[Element and box listings]

>> start

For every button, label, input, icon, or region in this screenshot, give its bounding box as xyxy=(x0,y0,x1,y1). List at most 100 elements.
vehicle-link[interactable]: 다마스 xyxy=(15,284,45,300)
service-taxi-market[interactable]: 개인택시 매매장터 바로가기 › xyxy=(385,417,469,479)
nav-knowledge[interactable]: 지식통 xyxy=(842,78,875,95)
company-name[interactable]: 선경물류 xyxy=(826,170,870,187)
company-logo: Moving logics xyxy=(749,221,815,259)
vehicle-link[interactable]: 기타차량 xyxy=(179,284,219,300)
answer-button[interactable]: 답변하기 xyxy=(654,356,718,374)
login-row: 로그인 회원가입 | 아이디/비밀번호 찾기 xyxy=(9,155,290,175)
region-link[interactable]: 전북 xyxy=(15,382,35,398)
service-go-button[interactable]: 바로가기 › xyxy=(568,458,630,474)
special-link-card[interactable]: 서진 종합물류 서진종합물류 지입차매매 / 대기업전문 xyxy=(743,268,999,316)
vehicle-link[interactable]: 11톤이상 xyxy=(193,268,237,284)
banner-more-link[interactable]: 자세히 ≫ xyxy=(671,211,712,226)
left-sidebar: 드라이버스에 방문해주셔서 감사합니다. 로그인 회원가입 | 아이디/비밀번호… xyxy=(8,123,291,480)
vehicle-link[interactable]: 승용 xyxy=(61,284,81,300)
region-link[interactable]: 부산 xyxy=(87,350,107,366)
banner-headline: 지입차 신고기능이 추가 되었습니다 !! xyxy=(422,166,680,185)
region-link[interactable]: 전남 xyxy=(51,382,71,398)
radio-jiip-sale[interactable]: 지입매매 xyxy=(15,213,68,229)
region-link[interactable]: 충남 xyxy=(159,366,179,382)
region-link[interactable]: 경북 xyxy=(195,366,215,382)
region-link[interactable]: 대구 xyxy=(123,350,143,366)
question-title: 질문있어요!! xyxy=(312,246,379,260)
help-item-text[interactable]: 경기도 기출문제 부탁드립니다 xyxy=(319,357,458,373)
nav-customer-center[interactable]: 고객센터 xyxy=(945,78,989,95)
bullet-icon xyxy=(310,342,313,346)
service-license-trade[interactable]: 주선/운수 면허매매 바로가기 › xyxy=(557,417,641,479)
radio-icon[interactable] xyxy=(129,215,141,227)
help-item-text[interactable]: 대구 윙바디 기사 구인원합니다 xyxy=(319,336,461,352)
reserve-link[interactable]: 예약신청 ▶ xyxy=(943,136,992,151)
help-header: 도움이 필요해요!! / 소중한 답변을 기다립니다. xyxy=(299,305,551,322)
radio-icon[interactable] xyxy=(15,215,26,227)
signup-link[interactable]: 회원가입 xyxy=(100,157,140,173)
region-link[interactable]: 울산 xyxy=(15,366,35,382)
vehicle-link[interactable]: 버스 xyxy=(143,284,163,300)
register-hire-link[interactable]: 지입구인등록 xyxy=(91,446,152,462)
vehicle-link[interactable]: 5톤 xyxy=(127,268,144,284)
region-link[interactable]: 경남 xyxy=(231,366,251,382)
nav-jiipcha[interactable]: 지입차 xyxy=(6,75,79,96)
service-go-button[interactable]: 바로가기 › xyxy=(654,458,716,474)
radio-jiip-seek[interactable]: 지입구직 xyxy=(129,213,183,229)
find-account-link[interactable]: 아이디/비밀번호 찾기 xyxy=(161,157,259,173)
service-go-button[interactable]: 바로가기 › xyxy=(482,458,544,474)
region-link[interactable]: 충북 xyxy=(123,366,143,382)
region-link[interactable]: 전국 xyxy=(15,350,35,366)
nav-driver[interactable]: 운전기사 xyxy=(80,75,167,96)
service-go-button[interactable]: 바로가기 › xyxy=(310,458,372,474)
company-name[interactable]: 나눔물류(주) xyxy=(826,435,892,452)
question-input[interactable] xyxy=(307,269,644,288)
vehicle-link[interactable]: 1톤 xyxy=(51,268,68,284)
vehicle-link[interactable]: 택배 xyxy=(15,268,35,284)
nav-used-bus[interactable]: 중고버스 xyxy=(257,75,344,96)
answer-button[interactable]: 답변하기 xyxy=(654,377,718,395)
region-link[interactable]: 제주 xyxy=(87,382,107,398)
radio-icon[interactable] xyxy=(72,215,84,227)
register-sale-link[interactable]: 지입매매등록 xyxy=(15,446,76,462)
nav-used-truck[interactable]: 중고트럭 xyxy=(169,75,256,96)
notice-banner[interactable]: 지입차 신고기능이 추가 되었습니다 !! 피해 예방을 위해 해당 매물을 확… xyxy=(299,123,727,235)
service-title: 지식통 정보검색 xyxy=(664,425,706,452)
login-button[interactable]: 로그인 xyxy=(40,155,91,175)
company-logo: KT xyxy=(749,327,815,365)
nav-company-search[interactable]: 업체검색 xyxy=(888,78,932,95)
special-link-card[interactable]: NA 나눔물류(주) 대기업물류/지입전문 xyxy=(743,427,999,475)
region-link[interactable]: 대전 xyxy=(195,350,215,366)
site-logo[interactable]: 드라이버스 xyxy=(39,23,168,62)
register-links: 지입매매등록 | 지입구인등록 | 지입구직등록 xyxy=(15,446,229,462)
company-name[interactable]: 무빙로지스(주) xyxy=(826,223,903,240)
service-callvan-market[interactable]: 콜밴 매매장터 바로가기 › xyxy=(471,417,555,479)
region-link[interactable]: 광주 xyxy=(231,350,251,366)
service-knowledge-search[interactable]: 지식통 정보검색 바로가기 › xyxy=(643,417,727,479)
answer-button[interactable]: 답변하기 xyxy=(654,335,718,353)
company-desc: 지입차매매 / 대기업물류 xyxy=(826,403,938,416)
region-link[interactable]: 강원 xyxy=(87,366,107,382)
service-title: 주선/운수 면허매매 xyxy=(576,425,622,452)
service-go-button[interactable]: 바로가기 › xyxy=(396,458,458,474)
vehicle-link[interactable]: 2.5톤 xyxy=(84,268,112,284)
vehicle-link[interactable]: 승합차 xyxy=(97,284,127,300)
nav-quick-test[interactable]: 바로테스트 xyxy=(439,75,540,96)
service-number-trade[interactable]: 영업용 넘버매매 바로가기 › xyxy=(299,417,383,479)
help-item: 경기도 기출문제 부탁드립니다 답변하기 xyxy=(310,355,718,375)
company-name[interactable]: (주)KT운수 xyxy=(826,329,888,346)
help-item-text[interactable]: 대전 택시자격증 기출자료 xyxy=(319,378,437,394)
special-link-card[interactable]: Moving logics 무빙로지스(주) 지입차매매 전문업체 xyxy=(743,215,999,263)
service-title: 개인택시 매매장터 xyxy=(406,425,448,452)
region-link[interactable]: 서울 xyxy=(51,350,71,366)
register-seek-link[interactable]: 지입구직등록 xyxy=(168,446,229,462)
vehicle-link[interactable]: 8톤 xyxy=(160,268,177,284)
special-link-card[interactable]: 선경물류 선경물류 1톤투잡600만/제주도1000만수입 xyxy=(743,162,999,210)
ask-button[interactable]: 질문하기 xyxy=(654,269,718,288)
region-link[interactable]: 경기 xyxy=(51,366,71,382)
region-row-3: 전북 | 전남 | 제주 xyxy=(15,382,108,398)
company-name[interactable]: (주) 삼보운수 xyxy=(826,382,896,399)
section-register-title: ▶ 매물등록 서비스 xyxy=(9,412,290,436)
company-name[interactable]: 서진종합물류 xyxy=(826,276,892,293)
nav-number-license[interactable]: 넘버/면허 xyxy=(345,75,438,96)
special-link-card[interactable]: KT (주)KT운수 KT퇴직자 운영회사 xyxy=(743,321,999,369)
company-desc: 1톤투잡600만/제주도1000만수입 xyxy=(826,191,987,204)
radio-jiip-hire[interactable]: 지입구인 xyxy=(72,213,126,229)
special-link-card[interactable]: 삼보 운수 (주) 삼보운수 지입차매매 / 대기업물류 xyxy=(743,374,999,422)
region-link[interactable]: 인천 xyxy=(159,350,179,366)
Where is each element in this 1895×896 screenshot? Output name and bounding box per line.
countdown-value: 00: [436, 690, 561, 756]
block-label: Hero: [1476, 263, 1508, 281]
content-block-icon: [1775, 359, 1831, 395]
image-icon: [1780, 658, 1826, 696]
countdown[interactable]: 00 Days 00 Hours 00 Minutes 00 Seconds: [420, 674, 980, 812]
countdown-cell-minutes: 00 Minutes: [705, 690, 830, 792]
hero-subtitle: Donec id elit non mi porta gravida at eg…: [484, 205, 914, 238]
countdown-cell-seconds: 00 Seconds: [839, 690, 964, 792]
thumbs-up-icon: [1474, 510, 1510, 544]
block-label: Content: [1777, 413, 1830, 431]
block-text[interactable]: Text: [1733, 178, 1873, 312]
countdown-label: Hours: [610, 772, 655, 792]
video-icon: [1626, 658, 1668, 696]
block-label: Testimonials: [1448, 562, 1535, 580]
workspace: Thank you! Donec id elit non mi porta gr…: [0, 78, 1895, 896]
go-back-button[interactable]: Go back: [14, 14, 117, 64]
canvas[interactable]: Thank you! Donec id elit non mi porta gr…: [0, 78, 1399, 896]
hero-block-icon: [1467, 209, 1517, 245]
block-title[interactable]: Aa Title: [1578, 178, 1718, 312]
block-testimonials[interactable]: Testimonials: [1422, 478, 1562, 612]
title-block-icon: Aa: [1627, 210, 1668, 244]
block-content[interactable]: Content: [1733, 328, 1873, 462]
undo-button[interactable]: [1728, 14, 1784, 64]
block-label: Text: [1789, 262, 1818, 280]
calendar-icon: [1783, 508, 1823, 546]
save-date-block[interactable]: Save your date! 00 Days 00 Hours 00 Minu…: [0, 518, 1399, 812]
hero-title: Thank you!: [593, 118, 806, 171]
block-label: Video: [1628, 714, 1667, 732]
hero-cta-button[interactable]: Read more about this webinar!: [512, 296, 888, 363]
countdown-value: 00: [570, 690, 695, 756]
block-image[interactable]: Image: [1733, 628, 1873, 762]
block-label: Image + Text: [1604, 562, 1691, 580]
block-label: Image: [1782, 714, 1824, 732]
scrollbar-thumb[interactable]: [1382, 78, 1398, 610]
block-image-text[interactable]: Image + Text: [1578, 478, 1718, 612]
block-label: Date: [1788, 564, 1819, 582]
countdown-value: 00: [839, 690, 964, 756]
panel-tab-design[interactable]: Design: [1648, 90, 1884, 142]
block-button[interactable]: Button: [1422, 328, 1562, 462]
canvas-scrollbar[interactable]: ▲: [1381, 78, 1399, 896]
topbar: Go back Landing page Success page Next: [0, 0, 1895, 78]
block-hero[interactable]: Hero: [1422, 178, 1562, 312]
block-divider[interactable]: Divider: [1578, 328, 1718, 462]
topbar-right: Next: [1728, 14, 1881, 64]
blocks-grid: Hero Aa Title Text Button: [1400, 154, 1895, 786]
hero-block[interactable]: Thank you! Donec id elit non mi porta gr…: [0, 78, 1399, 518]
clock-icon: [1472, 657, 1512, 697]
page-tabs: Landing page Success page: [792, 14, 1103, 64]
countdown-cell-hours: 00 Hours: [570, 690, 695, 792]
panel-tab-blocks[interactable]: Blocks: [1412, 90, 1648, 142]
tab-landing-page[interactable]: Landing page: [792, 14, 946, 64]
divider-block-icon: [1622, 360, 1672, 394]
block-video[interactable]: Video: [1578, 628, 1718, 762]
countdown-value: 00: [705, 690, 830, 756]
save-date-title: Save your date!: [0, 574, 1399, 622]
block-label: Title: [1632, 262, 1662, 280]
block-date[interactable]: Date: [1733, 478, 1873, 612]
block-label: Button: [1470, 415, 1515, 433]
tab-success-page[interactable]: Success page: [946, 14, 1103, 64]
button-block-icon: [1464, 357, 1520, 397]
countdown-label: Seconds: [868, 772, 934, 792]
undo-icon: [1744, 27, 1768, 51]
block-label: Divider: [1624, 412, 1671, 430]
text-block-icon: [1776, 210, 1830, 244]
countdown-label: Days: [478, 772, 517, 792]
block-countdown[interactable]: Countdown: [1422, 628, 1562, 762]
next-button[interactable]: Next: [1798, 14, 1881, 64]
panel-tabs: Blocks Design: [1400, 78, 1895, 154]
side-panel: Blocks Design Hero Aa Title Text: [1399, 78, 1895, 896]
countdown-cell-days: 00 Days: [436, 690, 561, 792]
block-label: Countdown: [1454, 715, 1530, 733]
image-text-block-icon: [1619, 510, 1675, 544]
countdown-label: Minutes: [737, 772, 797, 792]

>> end

### [Job]
Please copy the lines word for word, from the very first line through the one containing "answer-button[interactable]: 답변하기 xyxy=(654,356,718,374)".

### [Response]
For every button, label, input, icon, or region in this screenshot, give its bounding box as xyxy=(x0,y0,x1,y1). List at most 100 elements.
vehicle-link[interactable]: 다마스 xyxy=(15,284,45,300)
service-taxi-market[interactable]: 개인택시 매매장터 바로가기 › xyxy=(385,417,469,479)
nav-knowledge[interactable]: 지식통 xyxy=(842,78,875,95)
company-name[interactable]: 선경물류 xyxy=(826,170,870,187)
company-logo: Moving logics xyxy=(749,221,815,259)
vehicle-link[interactable]: 기타차량 xyxy=(179,284,219,300)
answer-button[interactable]: 답변하기 xyxy=(654,356,718,374)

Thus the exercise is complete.